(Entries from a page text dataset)
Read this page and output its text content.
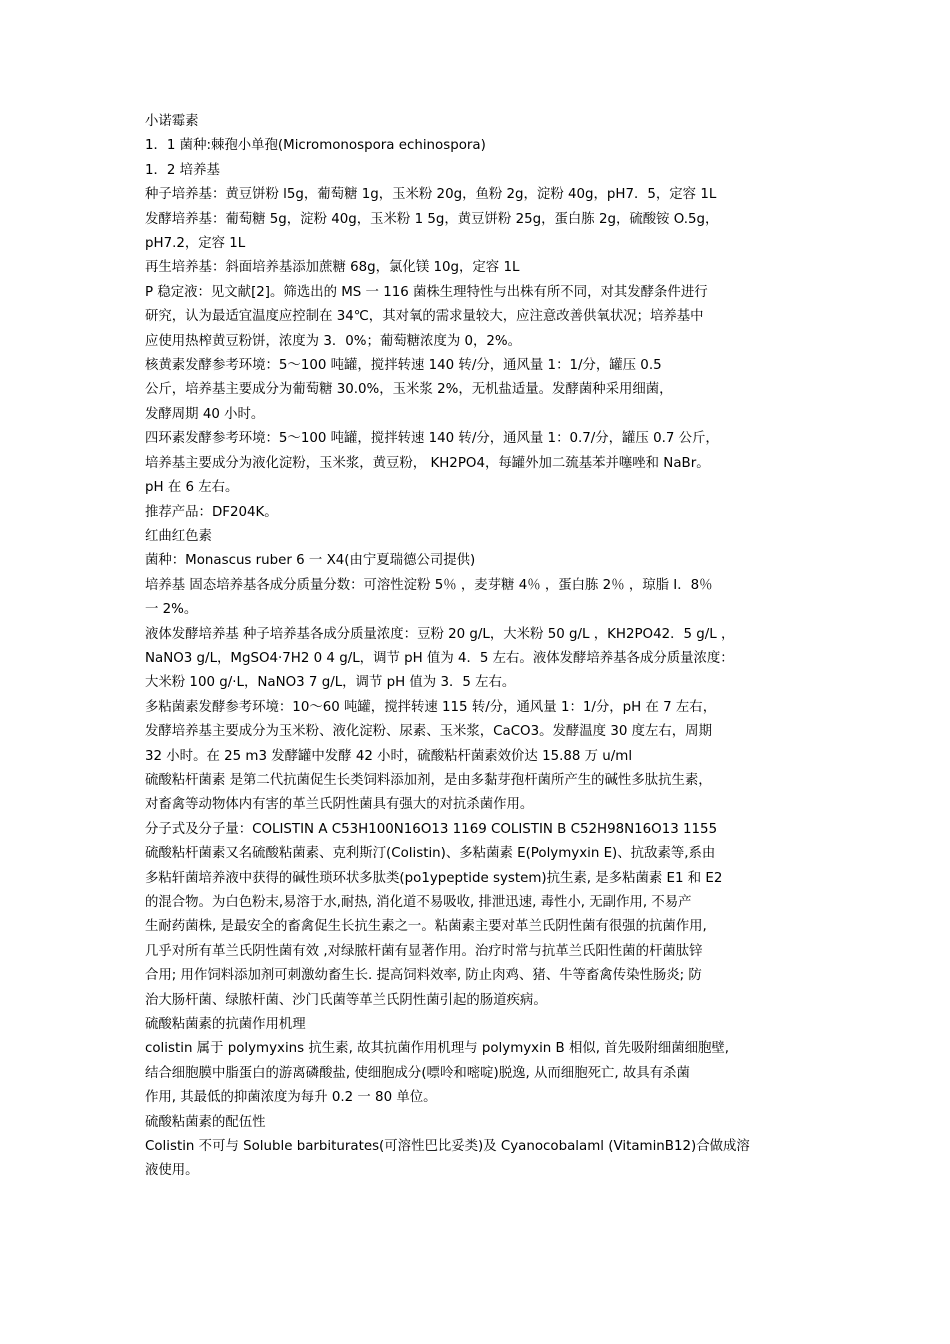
小诺霉素
1．1 菌种:棘孢小单孢(Micromonospora echinospora)
1．2 培养基
种子培养基：黄豆饼粉 l5g，葡萄糖 1g，玉米粉 20g，鱼粉 2g，淀粉 40g，pH7．5，定容 1L
发酵培养基：葡萄糖 5g，淀粉 40g，玉米粉 1 5g，黄豆饼粉 25g，蛋白胨 2g，硫酸铵 O.5g，
pH7.2，定容 1L
再生培养基：斜面培养基添加蔗糖 68g，氯化镁 10g，定容 1L
P 稳定液：见文献[2]。筛选出的 MS 一 116 菌株生理特性与出株有所不同，对其发酵条件进行
研究，认为最适宜温度应控制在 34℃，其对氧的需求量较大，应注意改善供氧状况；培养基中
应使用热榨黄豆粉饼，浓度为 3．0%；葡萄糖浓度为 0，2%。
核黄素发酵参考环境：5～100 吨罐，搅拌转速 140 转/分，通风量 1：1/分，罐压 0.5
公斤，培养基主要成分为葡萄糖 30.0%，玉米浆 2%，无机盐适量。发酵菌种采用细菌，
发酵周期 40 小时。
四环素发酵参考环境：5～100 吨罐，搅拌转速 140 转/分，通风量 1：0.7/分，罐压 0.7 公斤，
培养基主要成分为液化淀粉，玉米浆，黄豆粉， KH2PO4，每罐外加二巯基苯并噻唑和 NaBr。
pH 在 6 左右。
推荐产品：DF204K。
红曲红色素
菌种：Monascus ruber 6 一 X4(由宁夏瑞德公司提供)
培养基 固态培养基各成分质量分数：可溶性淀粉 5％ ，麦芽糖 4％ ，蛋白胨 2％ ，琼脂 I．8％
一 2%。
液体发酵培养基 种子培养基各成分质量浓度：豆粉 20 g/L，大米粉 50 g/L ，KH2PO42．5 g/L ，
NaNO3 g/L，MgSO4·7H2 0 4 g/L，调节 pH 值为 4．5 左右。液体发酵培养基各成分质量浓度：
大米粉 100 g/·L，NaNO3 7 g/L，调节 pH 值为 3．5 左右。
多粘菌素发酵参考环境：10～60 吨罐，搅拌转速 115 转/分，通风量 1：1/分，pH 在 7 左右，
发酵培养基主要成分为玉米粉、液化淀粉、尿素、玉米浆，CaCO3。发酵温度 30 度左右，周期
32 小时。在 25 m3 发酵罐中发酵 42 小时，硫酸粘杆菌素效价达 15.88 万 u/ml
硫酸粘杆菌素 是第二代抗菌促生长类饲料添加剂，是由多黏芽孢杆菌所产生的碱性多肽抗生素，
对畜禽等动物体内有害的革兰氏阴性菌具有强大的对抗杀菌作用。
分子式及分子量：COLISTIN A C53H100N16O13 1169 COLISTIN B C52H98N16O13 1155
硫酸粘杆菌素又名硫酸粘菌素、克利斯汀(Colistin)、多粘菌素 E(Polymyxin E)、抗敌素等,系由
多粘轩菌培养液中获得的碱性琐环状多肽类(po1ypeptide system)抗生素, 是多粘菌素 E1 和 E2
的混合物。为白色粉末,易溶于水,耐热, 消化道不易吸收, 排泄迅速, 毒性小, 无副作用, 不易产
生耐药菌株, 是最安全的畜禽促生长抗生素之一。粘菌素主要对革兰氏阴性菌有很强的抗菌作用,
几乎对所有革兰氏阴性菌有效 ,对绿脓杆菌有显著作用。治疗时常与抗革兰氏阳性菌的杆菌肽锌
合用; 用作饲料添加剂可刺激幼畜生长. 提高饲料效率, 防止肉鸡、猪、牛等畜禽传染性肠炎; 防
治大肠杆菌、绿脓杆菌、沙门氏菌等革兰氏阴性菌引起的肠道疾病。
硫酸粘菌素的抗菌作用机理
colistin 属于 polymyxins 抗生素, 故其抗菌作用机理与 polymyxin B 相似, 首先吸附细菌细胞壁,
结合细胞膜中脂蛋白的游离磷酸盐, 使细胞成分(嘌呤和嘧啶)脱逸, 从而细胞死亡, 故具有杀菌
作用, 其最低的抑菌浓度为每升 0.2 一 80 单位。
硫酸粘菌素的配伍性
Colistin 不可与 Soluble barbiturates(可溶性巴比妥类)及 Cyanocobalaml (VitaminB12)合做成溶
液使用。
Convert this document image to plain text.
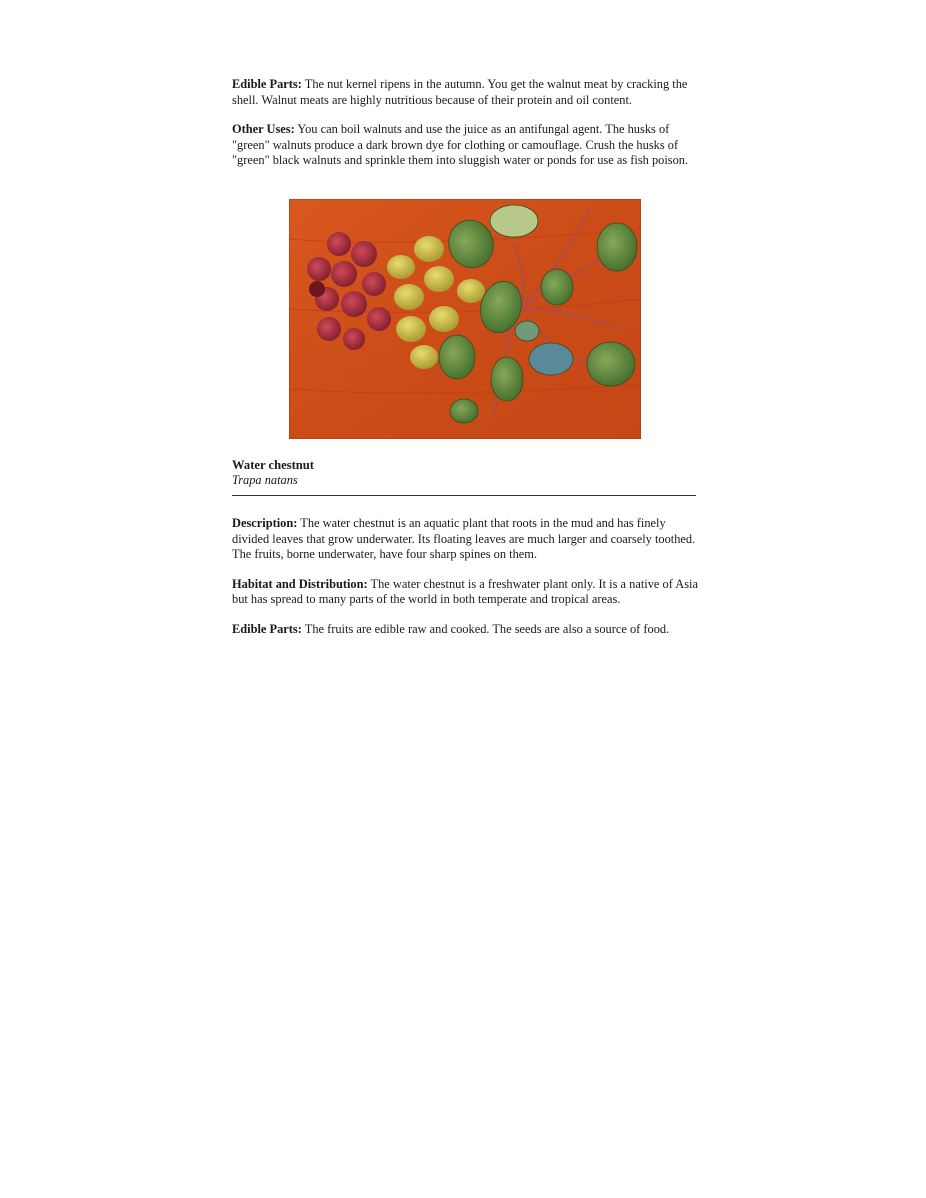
Edible Parts: The nut kernel ripens in the autumn. You get the walnut meat by cracking the shell. Walnut meats are highly nutritious because of their protein and oil content.

Other Uses: You can boil walnuts and use the juice as an antifungal agent. The husks of "green" walnuts produce a dark brown dye for clothing or camouflage. Crush the husks of "green" black walnuts and sprinkle them into sluggish water or ponds for use as fish poison.

Water chestnut

Trapa natans

Description: The water chestnut is an aquatic plant that roots in the mud and has finely divided leaves that grow underwater. Its floating leaves are much larger and coarsely toothed. The fruits, borne underwater, have four sharp spines on them.

Habitat and Distribution: The water chestnut is a freshwater plant only. It is a native of Asia but has spread to many parts of the world in both temperate and tropical areas.

Edible Parts: The fruits are edible raw and cooked. The seeds are also a source of food.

▶ _Exercise brief_: Skip the pictures, then retype every line above exactly.

▶ _Answer box_:
Read this page and output its text content.
小诺霉素
1．1 菌种:棘孢小单孢(Micromonospora echinospora)
1．2 培养基
种子培养基：黄豆饼粉 l5g，葡萄糖 1g，玉米粉 20g，鱼粉 2g，淀粉 40g，pH7．5，定容 1L
发酵培养基：葡萄糖 5g，淀粉 40g，玉米粉 1 5g，黄豆饼粉 25g，蛋白胨 2g，硫酸铵 O.5g，
pH7.2，定容 1L
再生培养基：斜面培养基添加蔗糖 68g，氯化镁 10g，定容 1L
P 稳定液：见文献[2]。筛选出的 MS 一 116 菌株生理特性与出株有所不同，对其发酵条件进行
研究，认为最适宜温度应控制在 34℃，其对氧的需求量较大，应注意改善供氧状况；培养基中
应使用热榨黄豆粉饼，浓度为 3．0%；葡萄糖浓度为 0，2%。
核黄素发酵参考环境：5～100 吨罐，搅拌转速 140 转/分，通风量 1：1/分，罐压 0.5
公斤，培养基主要成分为葡萄糖 30.0%，玉米浆 2%，无机盐适量。发酵菌种采用细菌，
发酵周期 40 小时。
四环素发酵参考环境：5～100 吨罐，搅拌转速 140 转/分，通风量 1：0.7/分，罐压 0.7 公斤，
培养基主要成分为液化淀粉，玉米浆，黄豆粉， KH2PO4，每罐外加二巯基苯并噻唑和 NaBr。
pH 在 6 左右。
推荐产品：DF204K。
红曲红色素
菌种：Monascus ruber 6 一 X4(由宁夏瑞德公司提供)
培养基 固态培养基各成分质量分数：可溶性淀粉 5％ ，麦芽糖 4％ ，蛋白胨 2％ ，琼脂 I．8％
一 2%。
液体发酵培养基 种子培养基各成分质量浓度：豆粉 20 g/L，大米粉 50 g/L ，KH2PO42．5 g/L ，
NaNO3 g/L，MgSO4·7H2 0 4 g/L，调节 pH 值为 4．5 左右。液体发酵培养基各成分质量浓度：
大米粉 100 g/·L，NaNO3 7 g/L，调节 pH 值为 3．5 左右。
多粘菌素发酵参考环境：10～60 吨罐，搅拌转速 115 转/分，通风量 1：1/分，pH 在 7 左右，
发酵培养基主要成分为玉米粉、液化淀粉、尿素、玉米浆，CaCO3。发酵温度 30 度左右，周期
32 小时。在 25 m3 发酵罐中发酵 42 小时，硫酸粘杆菌素效价达 15.88 万 u/ml
硫酸粘杆菌素 是第二代抗菌促生长类饲料添加剂，是由多黏芽孢杆菌所产生的碱性多肽抗生素，
对畜禽等动物体内有害的革兰氏阴性菌具有强大的对抗杀菌作用。
分子式及分子量：COLISTIN A C53H100N16O13 1169 COLISTIN B C52H98N16O13 1155
硫酸粘杆菌素又名硫酸粘菌素、克利斯汀(Colistin)、多粘菌素 E(Polymyxin E)、抗敌素等,系由
多粘轩菌培养液中获得的碱性琐环状多肽类(po1ypeptide system)抗生素, 是多粘菌素 E1 和 E2
的混合物。为白色粉末,易溶于水,耐热, 消化道不易吸收, 排泄迅速, 毒性小, 无副作用, 不易产
生耐药菌株, 是最安全的畜禽促生长抗生素之一。粘菌素主要对革兰氏阴性菌有很强的抗菌作用,
几乎对所有革兰氏阴性菌有效 ,对绿脓杆菌有显著作用。治疗时常与抗革兰氏阳性菌的杆菌肽锌
合用; 用作饲料添加剂可刺激幼畜生长. 提高饲料效率, 防止肉鸡、猪、牛等畜禽传染性肠炎; 防
治大肠杆菌、绿脓杆菌、沙门氏菌等革兰氏阴性菌引起的肠道疾病。
硫酸粘菌素的抗菌作用机理
colistin 属于 polymyxins 抗生素, 故其抗菌作用机理与 polymyxin B 相似, 首先吸附细菌细胞壁,
结合细胞膜中脂蛋白的游离磷酸盐, 使细胞成分(嘌呤和嘧啶)脱逸, 从而细胞死亡, 故具有杀菌
作用, 其最低的抑菌浓度为每升 0.2 一 80 单位。
硫酸粘菌素的配伍性
Colistin 不可与 Soluble barbiturates(可溶性巴比妥类)及 Cyanocobalaml (VitaminB12)合做成溶
液使用。
Convert this document image to plain text.
Edible Parts: The nut kernel ripens in the autumn. You get the walnut meat by cracking the shell. Walnut meats are highly nutritious because of their protein and oil content.

Other Uses: You can boil walnuts and use the juice as an antifungal agent. The husks of "green" walnuts produce a dark brown dye for clothing or camouflage. Crush the husks of "green" black walnuts and sprinkle them into sluggish water or ponds for use as fish poison.

Water chestnut

Trapa natans

Description: The water chestnut is an aquatic plant that roots in the mud and has finely divided leaves that grow underwater. Its floating leaves are much larger and coarsely toothed. The fruits, borne underwater, have four sharp spines on them.

Habitat and Distribution: The water chestnut is a freshwater plant only. It is a native of Asia but has spread to many parts of the world in both temperate and tropical areas.

Edible Parts: The fruits are edible raw and cooked. The seeds are also a source of food.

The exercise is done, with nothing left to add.